* Begin Recorded information *

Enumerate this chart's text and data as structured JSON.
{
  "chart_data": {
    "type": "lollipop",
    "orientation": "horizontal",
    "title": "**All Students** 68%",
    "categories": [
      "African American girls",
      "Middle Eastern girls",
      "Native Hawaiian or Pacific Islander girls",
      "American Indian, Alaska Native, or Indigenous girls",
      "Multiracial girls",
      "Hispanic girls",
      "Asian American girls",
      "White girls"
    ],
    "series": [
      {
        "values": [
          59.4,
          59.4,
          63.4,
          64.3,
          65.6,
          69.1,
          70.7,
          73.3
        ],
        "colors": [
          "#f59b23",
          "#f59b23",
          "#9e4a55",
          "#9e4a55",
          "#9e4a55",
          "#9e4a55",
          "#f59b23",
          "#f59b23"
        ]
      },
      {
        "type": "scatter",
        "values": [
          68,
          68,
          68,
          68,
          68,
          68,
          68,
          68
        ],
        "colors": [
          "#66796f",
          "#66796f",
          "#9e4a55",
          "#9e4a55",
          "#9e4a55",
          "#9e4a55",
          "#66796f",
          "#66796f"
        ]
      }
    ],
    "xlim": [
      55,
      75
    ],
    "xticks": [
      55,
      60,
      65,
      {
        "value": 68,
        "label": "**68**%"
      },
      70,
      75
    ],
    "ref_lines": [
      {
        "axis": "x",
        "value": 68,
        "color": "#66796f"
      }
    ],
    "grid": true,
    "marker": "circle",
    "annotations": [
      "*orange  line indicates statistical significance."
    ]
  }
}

* End Recorded information *

Every record should be given again exactly.

*Solution:*
Enumerate this chart's text and data as structured JSON.
{
  "chart_data": {
    "type": "lollipop",
    "orientation": "horizontal",
    "title": "**All Students** 68%",
    "categories": [
      "African American girls",
      "Middle Eastern girls",
      "Native Hawaiian or Pacific Islander girls",
      "American Indian, Alaska Native, or Indigenous girls",
      "Multiracial girls",
      "Hispanic girls",
      "Asian American girls",
      "White girls"
    ],
    "series": [
      {
        "values": [
          59.4,
          59.4,
          63.4,
          64.3,
          65.6,
          69.1,
          70.7,
          73.3
        ],
        "colors": [
          "#f59b23",
          "#f59b23",
          "#9e4a55",
          "#9e4a55",
          "#9e4a55",
          "#9e4a55",
          "#f59b23",
          "#f59b23"
        ]
      },
      {
        "type": "scatter",
        "values": [
          68,
          68,
          68,
          68,
          68,
          68,
          68,
          68
        ],
        "colors": [
          "#66796f",
          "#66796f",
          "#9e4a55",
          "#9e4a55",
          "#9e4a55",
          "#9e4a55",
          "#66796f",
          "#66796f"
        ]
      }
    ],
    "xlim": [
      55,
      75
    ],
    "xticks": [
      55,
      60,
      65,
      {
        "value": 68,
        "label": "**68**%"
      },
      70,
      75
    ],
    "ref_lines": [
      {
        "axis": "x",
        "value": 68,
        "color": "#66796f"
      }
    ],
    "grid": true,
    "marker": "circle",
    "annotations": [
      "*orange  line indicates statistical significance."
    ]
  }
}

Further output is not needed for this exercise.